▶ _SOURCE EXCERPT_
_ _ _ _ _

From this thread:
http://www.democraticunderground.com/discuss/duboard.php?az=show_topic&forum=104&topic_id=294958Many at DU have not yet become familiar with the issue, because it has many facets, some of which are technical. DU has been an excellent sounding board for this investigation, but if you jump in late it can be confusing.
Perhaps now is a good time to do a beginner's summary. Please weigh in with your thoughts.
1. Secrecy: What has always been a transparent process, subjected to many eyes and belonging to all of us, has very recently become secretive and proprietary. This happened when voting systems, which should be considered part of the "public commons" were turned over to private companies. These companies now assert that the process underlying the vote must be held secret from the voters.
- No voter, no citizens group, not even any academic group of experts is allowed to examine a voting machine.
- Likewise, citizens, academics and voters are not allowed to examine the software that tells the computer how to count and tally the votes.
- In addition, the process of voter registration is now going to private, proprietary and secret software.
2. Ownership: When a system that belongs to the public becomes secret, it becomes doubly important to make sure we can completely trust those who run it. Because voting systems have recently become proprietary secrets, we began to ask whether we can trust those who run these companies.
- Voting machine companies are not required to tell us who owns them.
- Several voting machine companies have been as secretive about ownership as they are about their voting systems.
- Two of the top six firms have been foreign-owned: Election.com, owned by the Saudis until an acquisition by Accenture a few weeks ago, and Sequoia, now owned by DeLaRue (Great Britain) formerly owned by Jefferson Smurfit (Ireland).
- Three of the top six firms have owners and/or directors who represent vested interests:--- Election Systems & Software, the largest company. Main owner is a company owned by Senator Chuck Hagel's campaign finance director, Michael McCarthy. Hagel has owned shares in both the voting company itself and in the parent company run by his campaign finance director, and Hagel was the CEO and Chairman of the voting machine company while it built the machines that counted his votes.

_ _ _ _ _

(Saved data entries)
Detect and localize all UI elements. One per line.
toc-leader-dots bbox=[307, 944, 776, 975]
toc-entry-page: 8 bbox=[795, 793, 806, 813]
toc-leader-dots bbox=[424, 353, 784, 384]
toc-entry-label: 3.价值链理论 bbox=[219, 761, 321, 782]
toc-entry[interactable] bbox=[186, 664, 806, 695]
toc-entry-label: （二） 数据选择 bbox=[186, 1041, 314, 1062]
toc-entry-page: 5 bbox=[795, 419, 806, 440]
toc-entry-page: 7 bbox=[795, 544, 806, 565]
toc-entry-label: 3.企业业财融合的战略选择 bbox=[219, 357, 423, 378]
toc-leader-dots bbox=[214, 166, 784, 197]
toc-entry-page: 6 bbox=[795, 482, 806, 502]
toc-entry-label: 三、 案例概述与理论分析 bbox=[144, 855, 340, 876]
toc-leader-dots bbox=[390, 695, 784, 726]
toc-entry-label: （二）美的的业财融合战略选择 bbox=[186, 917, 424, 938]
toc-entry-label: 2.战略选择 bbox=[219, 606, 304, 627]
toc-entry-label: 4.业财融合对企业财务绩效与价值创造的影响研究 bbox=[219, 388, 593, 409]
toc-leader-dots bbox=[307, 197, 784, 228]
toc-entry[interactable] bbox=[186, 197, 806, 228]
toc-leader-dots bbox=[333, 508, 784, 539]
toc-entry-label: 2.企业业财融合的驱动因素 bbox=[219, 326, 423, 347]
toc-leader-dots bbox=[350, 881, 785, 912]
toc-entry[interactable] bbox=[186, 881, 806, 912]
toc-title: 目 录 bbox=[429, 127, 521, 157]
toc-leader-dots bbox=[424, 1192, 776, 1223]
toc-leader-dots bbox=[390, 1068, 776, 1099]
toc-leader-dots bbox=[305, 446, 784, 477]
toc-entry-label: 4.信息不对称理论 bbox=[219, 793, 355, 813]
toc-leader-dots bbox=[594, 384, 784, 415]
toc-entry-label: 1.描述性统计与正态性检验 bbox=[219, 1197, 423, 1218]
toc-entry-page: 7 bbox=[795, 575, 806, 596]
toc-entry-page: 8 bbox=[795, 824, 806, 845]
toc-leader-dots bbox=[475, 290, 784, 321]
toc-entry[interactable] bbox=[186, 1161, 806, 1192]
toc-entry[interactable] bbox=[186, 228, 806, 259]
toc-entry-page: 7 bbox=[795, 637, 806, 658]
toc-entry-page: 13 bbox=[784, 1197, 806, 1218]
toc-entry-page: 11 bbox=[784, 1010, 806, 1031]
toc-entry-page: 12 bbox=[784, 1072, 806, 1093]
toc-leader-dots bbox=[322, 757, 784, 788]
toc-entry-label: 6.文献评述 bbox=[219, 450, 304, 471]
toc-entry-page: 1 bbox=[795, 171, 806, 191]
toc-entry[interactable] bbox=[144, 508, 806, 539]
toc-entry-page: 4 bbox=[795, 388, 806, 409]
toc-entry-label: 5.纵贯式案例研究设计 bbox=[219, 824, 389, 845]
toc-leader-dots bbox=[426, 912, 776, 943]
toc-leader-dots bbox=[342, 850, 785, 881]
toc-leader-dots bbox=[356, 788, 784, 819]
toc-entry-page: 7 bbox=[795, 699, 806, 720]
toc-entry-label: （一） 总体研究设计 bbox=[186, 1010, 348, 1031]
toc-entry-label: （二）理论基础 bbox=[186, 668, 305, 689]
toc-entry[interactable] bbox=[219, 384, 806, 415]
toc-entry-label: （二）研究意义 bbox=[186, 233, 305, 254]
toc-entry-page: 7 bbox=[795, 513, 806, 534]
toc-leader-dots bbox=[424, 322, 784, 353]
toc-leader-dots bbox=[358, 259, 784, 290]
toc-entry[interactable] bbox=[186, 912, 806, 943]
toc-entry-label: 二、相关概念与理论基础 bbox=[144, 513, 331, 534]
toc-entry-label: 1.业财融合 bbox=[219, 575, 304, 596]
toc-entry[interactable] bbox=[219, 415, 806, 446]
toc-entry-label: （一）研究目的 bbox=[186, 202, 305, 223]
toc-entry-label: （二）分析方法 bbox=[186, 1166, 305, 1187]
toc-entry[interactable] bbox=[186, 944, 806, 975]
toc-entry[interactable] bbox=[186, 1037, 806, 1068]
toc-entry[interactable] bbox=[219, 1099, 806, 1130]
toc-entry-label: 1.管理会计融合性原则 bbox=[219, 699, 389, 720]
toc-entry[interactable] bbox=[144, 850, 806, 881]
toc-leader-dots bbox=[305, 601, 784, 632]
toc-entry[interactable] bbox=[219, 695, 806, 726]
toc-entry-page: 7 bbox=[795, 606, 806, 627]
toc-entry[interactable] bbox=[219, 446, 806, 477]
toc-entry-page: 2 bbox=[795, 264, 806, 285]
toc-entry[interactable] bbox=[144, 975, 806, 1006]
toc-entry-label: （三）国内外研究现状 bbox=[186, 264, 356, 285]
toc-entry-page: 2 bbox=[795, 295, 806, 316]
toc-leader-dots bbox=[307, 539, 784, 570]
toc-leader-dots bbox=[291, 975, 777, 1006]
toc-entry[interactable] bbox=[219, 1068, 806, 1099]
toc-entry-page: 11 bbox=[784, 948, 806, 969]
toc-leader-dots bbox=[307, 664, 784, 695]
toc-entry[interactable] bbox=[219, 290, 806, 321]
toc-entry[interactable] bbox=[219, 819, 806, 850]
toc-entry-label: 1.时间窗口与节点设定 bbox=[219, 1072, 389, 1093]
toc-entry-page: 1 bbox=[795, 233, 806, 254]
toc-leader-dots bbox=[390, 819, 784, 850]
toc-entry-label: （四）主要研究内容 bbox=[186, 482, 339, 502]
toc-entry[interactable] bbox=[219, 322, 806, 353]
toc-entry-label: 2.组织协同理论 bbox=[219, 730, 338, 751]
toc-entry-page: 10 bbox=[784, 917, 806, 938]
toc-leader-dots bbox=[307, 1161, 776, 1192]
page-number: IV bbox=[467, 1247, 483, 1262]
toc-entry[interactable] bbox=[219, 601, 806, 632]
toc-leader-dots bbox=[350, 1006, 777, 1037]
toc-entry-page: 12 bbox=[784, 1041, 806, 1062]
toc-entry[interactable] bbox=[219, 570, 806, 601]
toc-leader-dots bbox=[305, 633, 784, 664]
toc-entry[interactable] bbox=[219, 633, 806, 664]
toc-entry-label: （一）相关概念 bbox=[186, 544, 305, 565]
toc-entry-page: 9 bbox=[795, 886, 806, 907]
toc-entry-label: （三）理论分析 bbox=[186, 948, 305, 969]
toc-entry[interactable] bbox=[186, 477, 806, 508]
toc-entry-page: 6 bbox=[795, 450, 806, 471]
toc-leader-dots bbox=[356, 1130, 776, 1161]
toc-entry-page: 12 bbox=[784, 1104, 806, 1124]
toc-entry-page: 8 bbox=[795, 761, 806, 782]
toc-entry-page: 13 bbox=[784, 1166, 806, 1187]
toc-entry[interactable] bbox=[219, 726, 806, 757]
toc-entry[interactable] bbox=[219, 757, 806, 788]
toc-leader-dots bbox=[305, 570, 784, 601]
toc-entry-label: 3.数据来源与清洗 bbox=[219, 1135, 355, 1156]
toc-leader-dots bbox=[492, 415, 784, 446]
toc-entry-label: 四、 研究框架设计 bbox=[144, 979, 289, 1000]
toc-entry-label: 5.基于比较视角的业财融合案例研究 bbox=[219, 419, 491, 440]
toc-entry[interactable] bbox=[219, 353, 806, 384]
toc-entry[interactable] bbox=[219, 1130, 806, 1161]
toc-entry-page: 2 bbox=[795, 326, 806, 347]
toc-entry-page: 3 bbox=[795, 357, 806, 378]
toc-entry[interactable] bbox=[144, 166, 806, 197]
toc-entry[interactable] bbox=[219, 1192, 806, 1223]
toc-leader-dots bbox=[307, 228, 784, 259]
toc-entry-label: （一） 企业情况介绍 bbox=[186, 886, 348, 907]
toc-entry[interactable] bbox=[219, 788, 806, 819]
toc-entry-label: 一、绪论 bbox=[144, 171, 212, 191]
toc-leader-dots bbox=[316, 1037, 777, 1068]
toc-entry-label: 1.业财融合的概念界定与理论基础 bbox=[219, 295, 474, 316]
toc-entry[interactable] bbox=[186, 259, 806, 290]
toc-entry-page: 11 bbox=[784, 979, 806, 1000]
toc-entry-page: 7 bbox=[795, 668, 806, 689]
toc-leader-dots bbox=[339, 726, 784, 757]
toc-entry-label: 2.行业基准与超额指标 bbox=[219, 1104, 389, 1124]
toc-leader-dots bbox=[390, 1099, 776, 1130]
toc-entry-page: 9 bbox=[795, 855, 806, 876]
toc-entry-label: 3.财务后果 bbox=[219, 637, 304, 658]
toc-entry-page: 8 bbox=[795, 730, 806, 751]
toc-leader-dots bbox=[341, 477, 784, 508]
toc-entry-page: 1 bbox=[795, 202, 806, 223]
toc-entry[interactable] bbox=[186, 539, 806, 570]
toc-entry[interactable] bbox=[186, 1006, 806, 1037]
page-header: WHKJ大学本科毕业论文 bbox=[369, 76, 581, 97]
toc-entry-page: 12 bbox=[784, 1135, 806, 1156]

_ _ _ _ _

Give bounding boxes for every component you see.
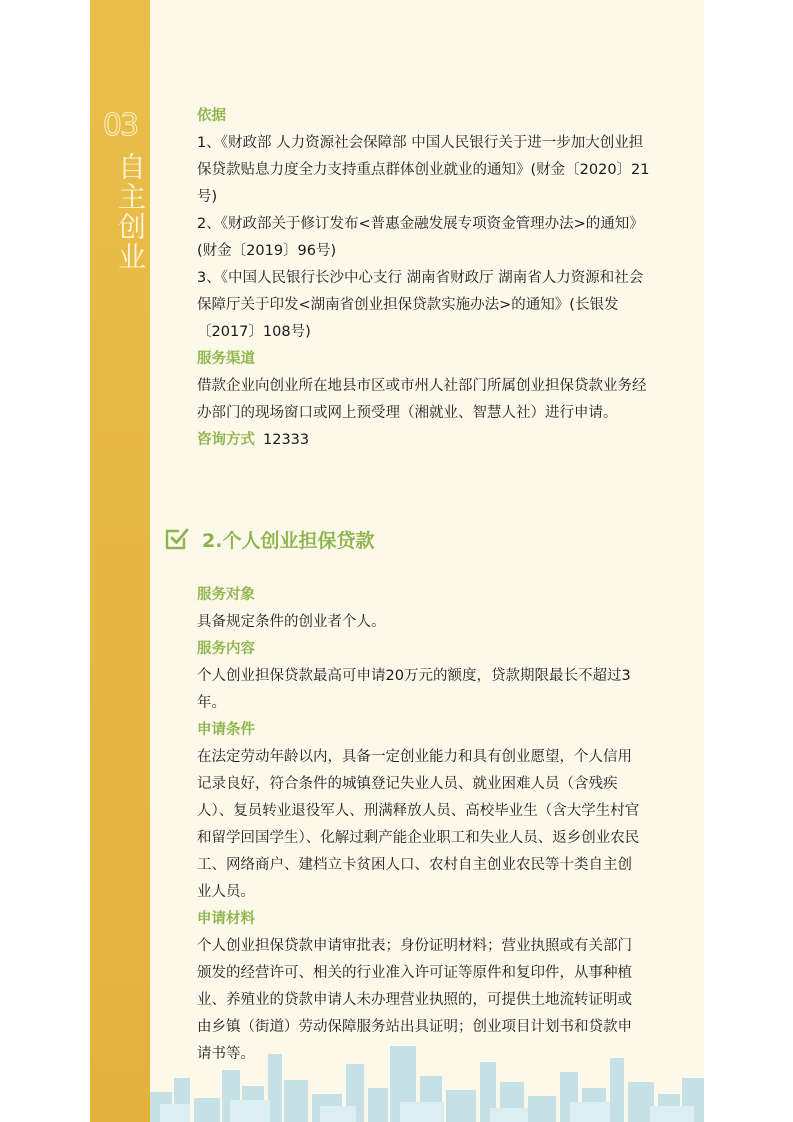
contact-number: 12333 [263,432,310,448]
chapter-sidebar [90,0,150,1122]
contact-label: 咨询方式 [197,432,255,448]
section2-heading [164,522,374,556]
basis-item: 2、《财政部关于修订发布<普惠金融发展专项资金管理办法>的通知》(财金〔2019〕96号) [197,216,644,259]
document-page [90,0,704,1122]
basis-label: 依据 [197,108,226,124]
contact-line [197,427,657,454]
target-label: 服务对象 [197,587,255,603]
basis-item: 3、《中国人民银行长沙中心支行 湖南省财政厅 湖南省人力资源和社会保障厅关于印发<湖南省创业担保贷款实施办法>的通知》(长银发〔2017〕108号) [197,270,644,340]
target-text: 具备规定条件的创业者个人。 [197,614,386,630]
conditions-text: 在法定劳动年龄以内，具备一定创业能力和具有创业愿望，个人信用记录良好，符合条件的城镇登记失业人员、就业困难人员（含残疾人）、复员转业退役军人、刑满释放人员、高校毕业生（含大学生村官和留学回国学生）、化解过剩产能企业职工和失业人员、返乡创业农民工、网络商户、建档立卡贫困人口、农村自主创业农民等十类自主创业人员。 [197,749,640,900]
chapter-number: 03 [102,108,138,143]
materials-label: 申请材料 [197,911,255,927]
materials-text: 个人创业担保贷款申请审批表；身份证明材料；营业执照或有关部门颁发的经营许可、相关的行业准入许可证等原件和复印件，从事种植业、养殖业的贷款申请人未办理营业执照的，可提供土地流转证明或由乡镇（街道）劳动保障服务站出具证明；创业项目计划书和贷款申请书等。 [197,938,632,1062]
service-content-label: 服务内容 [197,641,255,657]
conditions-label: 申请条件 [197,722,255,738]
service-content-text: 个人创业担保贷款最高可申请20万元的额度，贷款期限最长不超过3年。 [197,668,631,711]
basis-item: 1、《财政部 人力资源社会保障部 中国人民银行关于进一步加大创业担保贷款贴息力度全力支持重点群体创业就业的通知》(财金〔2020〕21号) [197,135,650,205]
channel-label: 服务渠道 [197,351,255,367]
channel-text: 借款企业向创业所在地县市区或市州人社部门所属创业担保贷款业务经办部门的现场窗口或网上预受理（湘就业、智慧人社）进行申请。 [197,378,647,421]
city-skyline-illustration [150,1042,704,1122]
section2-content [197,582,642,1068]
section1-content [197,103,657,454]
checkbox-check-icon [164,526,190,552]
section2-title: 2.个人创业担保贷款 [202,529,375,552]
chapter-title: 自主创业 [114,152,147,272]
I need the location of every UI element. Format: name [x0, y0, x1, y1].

_ _ _ _ _

▶ _EXERCISE DETAILS_
Write the next part of the summary on voting-system secrecy and ownership, continuing from the end of its last sentence.

▶ _SOLVED EXERCISE_
--- Diebold, the second voting machine largest company. CEO is Wally O'Dell, who recently visited George W. Bush at his Crawford ranch along with an elite group of Bush supporters called the "Rangers" (formerly called the "Pioneers") where they set strategy on how to help him win the next election. Days later, he penned a letter to Ohio Republicans promising to help "deliver the votes" for Bush. O'Dell sponsored a $600,000 fund raiser for Dick Cheney in July. Diebold director W.H. Timken is also a Bush Pioneer/Ranger
--- VoteHere, the company striving to get its cryptography software into all the other companies' machines (already has a contract with Sequoia), has as its Chairman a close Cheney supporter and member of the Defense Policy Board, Admiral Bill Owens. The SAIC, an "independent" firm doing an evaluation of Diebold security for the states of Maryland and Ohio, has Owens as it's Vice Chairman. Former CIA director Robert Gates, who heads the George Bush School of Business, is also a director.
- Voting companies also have a somewhat incestuous group of key players -- Todd Urosevich and Bob Urosevich founded ES&S, but Todd now is an executive with ES&S while Bob is president of Diebold Election Systems. Sequoia and ES&S share software and optical scan machines.
3. Disabling the safeguards: Voting systems have always had people trying to rig them, with varying degrees of success. Here is what has changed:
- The scale of potential vote-rigging has suddenly grown much bigger: Whereas it used to be that one had to run around bribing someone to shave the wheel on each lever machine, or collect up ballot boxes, stuff them in a trunk and do something dastardly, nowadays a programmer can, essentially invisibly, create a back door into the vote system for millions of votes at once. Whereas vote-rigging has always required physical access before, modems and wireless communications devices now open up possibilities for remote vote rigging that no one can observe.
- The audit trail is being taken away: An audit is simply the act of comparing two independent data sets that are supposed to match. Probably the most important understory to the voting issue right now is this: The voting industry is spending literally millions of dollars, and going through amazing feats of contorted logic that can best be described as marketing gymnastics, to convince us that we should discontinue proper auditing. The key words here are INDEPENDENT sources of data which should be compared. Instead, they want us to eliminate the ballot which you verify, and trust the secret system sold to us by manufacturers, without the ability to audit it using any independent means.
Even with the optical scan machines, which retain a paper ballot, states are now passing laws to prevent us from looking at the paper ballot to use it for a proper audit.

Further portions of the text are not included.